* **Exercise data**:

# # # #

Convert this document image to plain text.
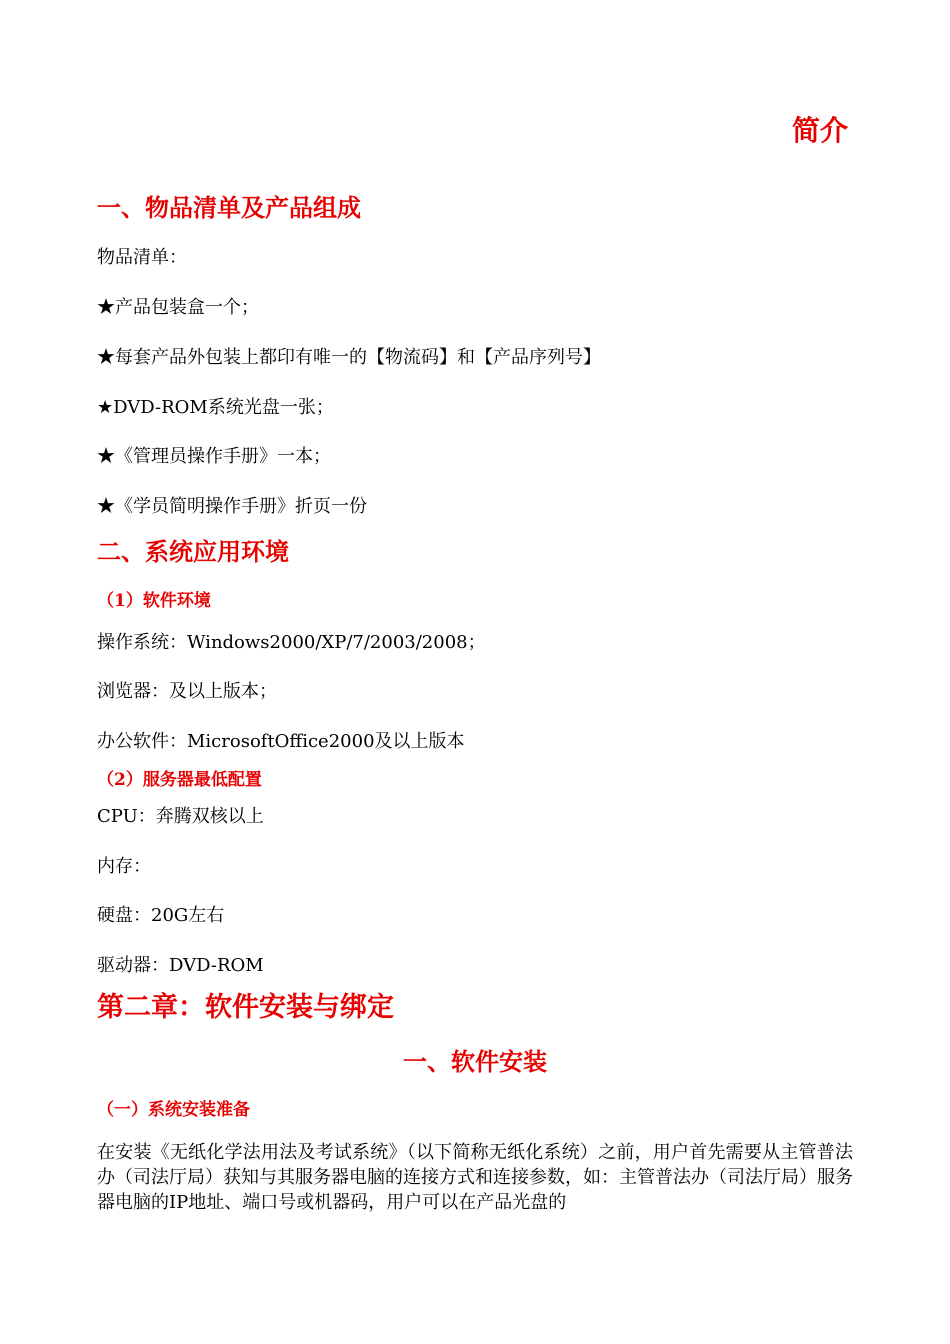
简介
一、物品清单及产品组成

物品清单：

★产品包装盒一个；

★每套产品外包装上都印有唯一的【物流码】和【产品序列号】

★DVD-ROM系统光盘一张；

★《管理员操作手册》一本；

★《学员简明操作手册》折页一份

二、系统应用环境
（1）软件环境

操作系统：Windows2000/XP/7/2003/2008；

浏览器：及以上版本；

办公软件：MicrosoftOffice2000及以上版本

（2）服务器最低配置

CPU：奔腾双核以上

内存：

硬盘：20G左右

驱动器：DVD-ROM

第二章：软件安装与绑定
一、软件安装
（一）系统安装准备

在安装《无纸化学法用法及考试系统》（以下简称无纸化系统）之前，用户首先需要从主管普法办（司法厅局）获知与其服务器电脑的连接方式和连接参数，如：主管普法办（司法厅局）服务器电脑的IP地址、端口号或机器码，用户可以在产品光盘的
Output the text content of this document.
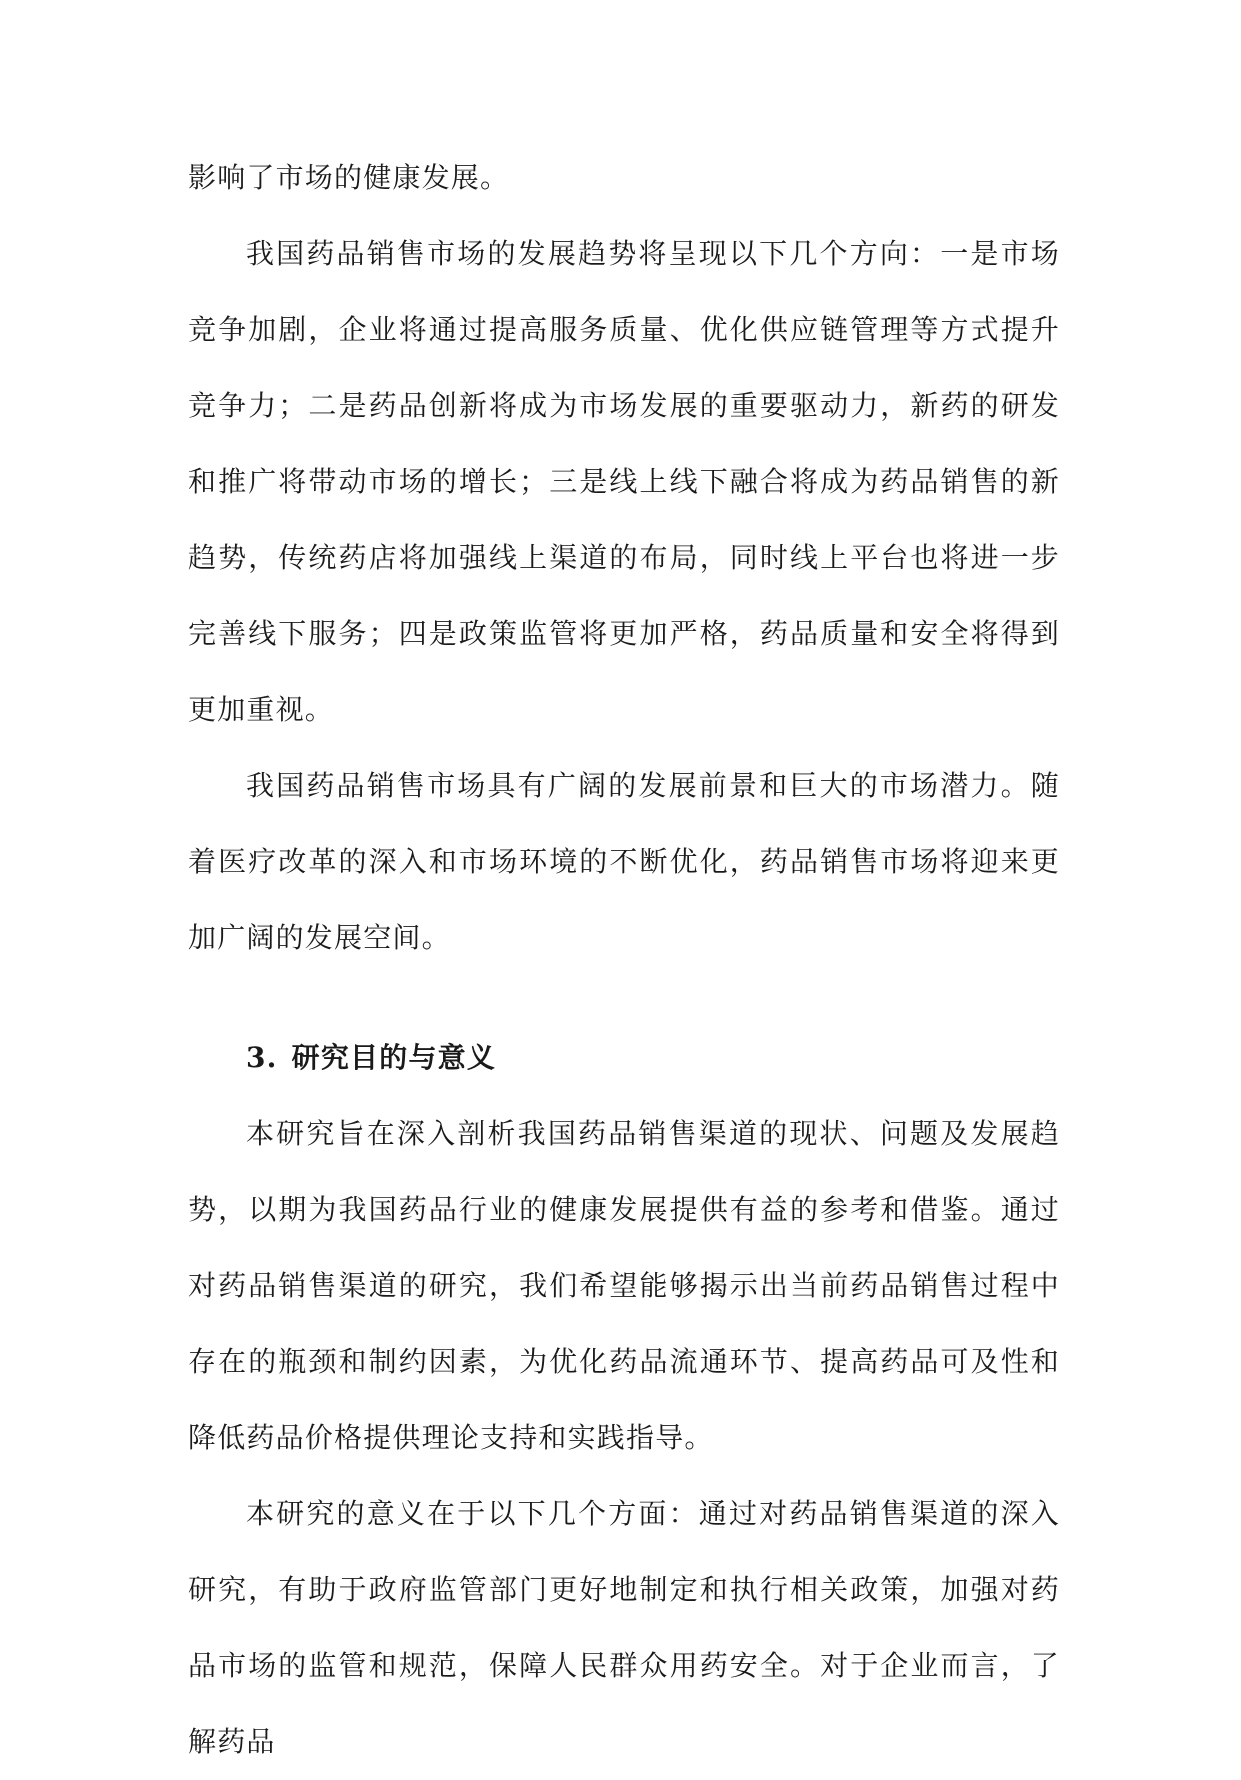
影响了市场的健康发展。

我国药品销售市场的发展趋势将呈现以下几个方向：一是市场竞争加剧，企业将通过提高服务质量、优化供应链管理等方式提升竞争力；二是药品创新将成为市场发展的重要驱动力，新药的研发和推广将带动市场的增长；三是线上线下融合将成为药品销售的新趋势，传统药店将加强线上渠道的布局，同时线上平台也将进一步完善线下服务；四是政策监管将更加严格，药品质量和安全将得到更加重视。

我国药品销售市场具有广阔的发展前景和巨大的市场潜力。随着医疗改革的深入和市场环境的不断优化，药品销售市场将迎来更加广阔的发展空间。

3. 研究目的与意义

本研究旨在深入剖析我国药品销售渠道的现状、问题及发展趋势，以期为我国药品行业的健康发展提供有益的参考和借鉴。通过对药品销售渠道的研究，我们希望能够揭示出当前药品销售过程中存在的瓶颈和制约因素，为优化药品流通环节、提高药品可及性和降低药品价格提供理论支持和实践指导。

本研究的意义在于以下几个方面：通过对药品销售渠道的深入研究，有助于政府监管部门更好地制定和执行相关政策，加强对药品市场的监管和规范，保障人民群众用药安全。对于企业而言，了解药品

# # # #

* **Task to carry out**: Go back to the records above and write them out exactly, without the pictures.

* **Result**:
Convert this document image to plain text.
简介
一、物品清单及产品组成

物品清单：

★产品包装盒一个；

★每套产品外包装上都印有唯一的【物流码】和【产品序列号】

★DVD-ROM系统光盘一张；

★《管理员操作手册》一本；

★《学员简明操作手册》折页一份

二、系统应用环境
（1）软件环境

操作系统：Windows2000/XP/7/2003/2008；

浏览器：及以上版本；

办公软件：MicrosoftOffice2000及以上版本

（2）服务器最低配置

CPU：奔腾双核以上

内存：

硬盘：20G左右

驱动器：DVD-ROM

第二章：软件安装与绑定
一、软件安装
（一）系统安装准备

在安装《无纸化学法用法及考试系统》（以下简称无纸化系统）之前，用户首先需要从主管普法办（司法厅局）获知与其服务器电脑的连接方式和连接参数，如：主管普法办（司法厅局）服务器电脑的IP地址、端口号或机器码，用户可以在产品光盘的
Output the text content of this document.
影响了市场的健康发展。

我国药品销售市场的发展趋势将呈现以下几个方向：一是市场竞争加剧，企业将通过提高服务质量、优化供应链管理等方式提升竞争力；二是药品创新将成为市场发展的重要驱动力，新药的研发和推广将带动市场的增长；三是线上线下融合将成为药品销售的新趋势，传统药店将加强线上渠道的布局，同时线上平台也将进一步完善线下服务；四是政策监管将更加严格，药品质量和安全将得到更加重视。

我国药品销售市场具有广阔的发展前景和巨大的市场潜力。随着医疗改革的深入和市场环境的不断优化，药品销售市场将迎来更加广阔的发展空间。

3. 研究目的与意义

本研究旨在深入剖析我国药品销售渠道的现状、问题及发展趋势，以期为我国药品行业的健康发展提供有益的参考和借鉴。通过对药品销售渠道的研究，我们希望能够揭示出当前药品销售过程中存在的瓶颈和制约因素，为优化药品流通环节、提高药品可及性和降低药品价格提供理论支持和实践指导。

本研究的意义在于以下几个方面：通过对药品销售渠道的深入研究，有助于政府监管部门更好地制定和执行相关政策，加强对药品市场的监管和规范，保障人民群众用药安全。对于企业而言，了解药品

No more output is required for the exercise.